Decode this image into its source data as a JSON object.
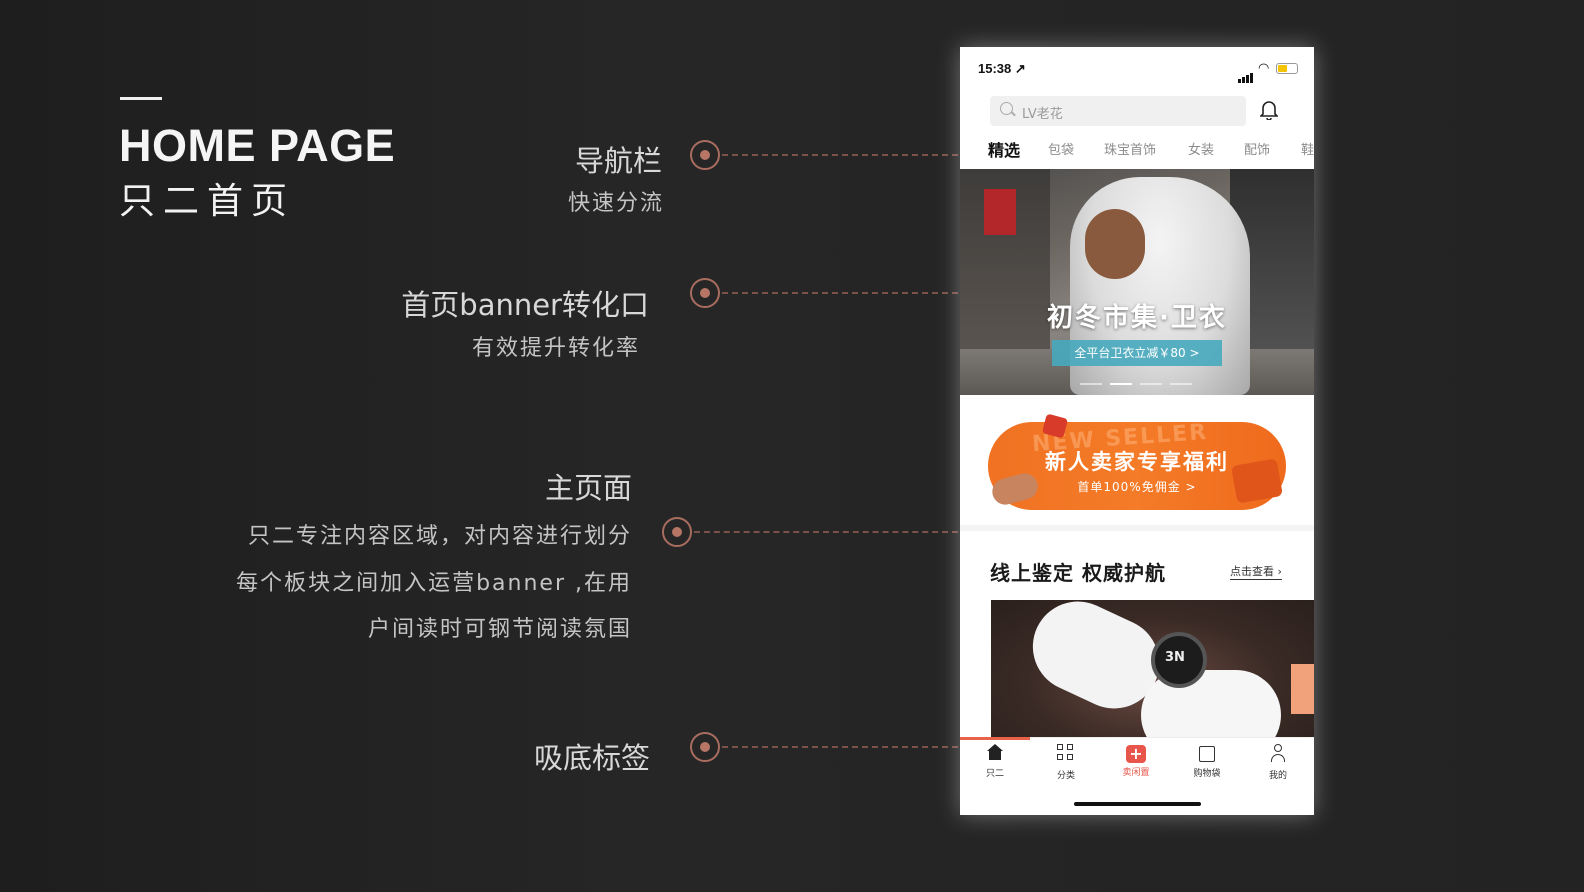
{
  "title": {
    "en": "HOME PAGE",
    "cn": "只二首页"
  },
  "annotations": {
    "nav": {
      "main": "导航栏",
      "sub": "快速分流"
    },
    "banner": {
      "main": "首页banner转化口",
      "sub": "有效提升转化率"
    },
    "main": {
      "main": "主页面",
      "sub1": "只二专注内容区域，对内容进行划分",
      "sub2": "每个板块之间加入运营banner ,在用",
      "sub3": "户间读时可钢节阅读氛国"
    },
    "tabbar": {
      "main": "吸底标签"
    }
  },
  "phone": {
    "status": {
      "time": "15:38 ↗"
    },
    "search": {
      "placeholder": "LV老花"
    },
    "tabs": [
      "精选",
      "包袋",
      "珠宝首饰",
      "女装",
      "配饰",
      "鞋"
    ],
    "banner": {
      "title": "初冬市集·卫衣",
      "pill": "全平台卫衣立减￥80 >"
    },
    "promo": {
      "ghost": "NEW SELLER",
      "title": "新人卖家专享福利",
      "sub": "首单100%免佣金 >"
    },
    "section": {
      "title": "线上鉴定 权威护航",
      "link": "点击查看 ›",
      "loupe_text": "3N"
    },
    "tabbar": [
      {
        "label": "只二",
        "icon": "home-icon"
      },
      {
        "label": "分类",
        "icon": "grid-icon"
      },
      {
        "label": "卖闲置",
        "icon": "plus-icon"
      },
      {
        "label": "购物袋",
        "icon": "bag-icon"
      },
      {
        "label": "我的",
        "icon": "user-icon"
      }
    ]
  },
  "colors": {
    "background": "#252525",
    "accent": "#b77665",
    "promo": "#f07222",
    "banner_pill": "#46aabe",
    "tab_hot": "#e8554a"
  }
}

INSTRUCTION: Omit pictures; set down the rest of the material word for word.

OUTPUT FOR THIS TASK:
Decode this image into its source data as a JSON object.
{
  "title": {
    "en": "HOME PAGE",
    "cn": "只二首页"
  },
  "annotations": {
    "nav": {
      "main": "导航栏",
      "sub": "快速分流"
    },
    "banner": {
      "main": "首页banner转化口",
      "sub": "有效提升转化率"
    },
    "main": {
      "main": "主页面",
      "sub1": "只二专注内容区域，对内容进行划分",
      "sub2": "每个板块之间加入运营banner ,在用",
      "sub3": "户间读时可钢节阅读氛国"
    },
    "tabbar": {
      "main": "吸底标签"
    }
  },
  "phone": {
    "status": {
      "time": "15:38 ↗"
    },
    "search": {
      "placeholder": "LV老花"
    },
    "tabs": [
      "精选",
      "包袋",
      "珠宝首饰",
      "女装",
      "配饰",
      "鞋"
    ],
    "banner": {
      "title": "初冬市集·卫衣",
      "pill": "全平台卫衣立减￥80 >"
    },
    "promo": {
      "ghost": "NEW SELLER",
      "title": "新人卖家专享福利",
      "sub": "首单100%免佣金 >"
    },
    "section": {
      "title": "线上鉴定 权威护航",
      "link": "点击查看 ›",
      "loupe_text": "3N"
    },
    "tabbar": [
      {
        "label": "只二",
        "icon": "home-icon"
      },
      {
        "label": "分类",
        "icon": "grid-icon"
      },
      {
        "label": "卖闲置",
        "icon": "plus-icon"
      },
      {
        "label": "购物袋",
        "icon": "bag-icon"
      },
      {
        "label": "我的",
        "icon": "user-icon"
      }
    ]
  },
  "colors": {
    "background": "#252525",
    "accent": "#b77665",
    "promo": "#f07222",
    "banner_pill": "#46aabe",
    "tab_hot": "#e8554a"
  }
}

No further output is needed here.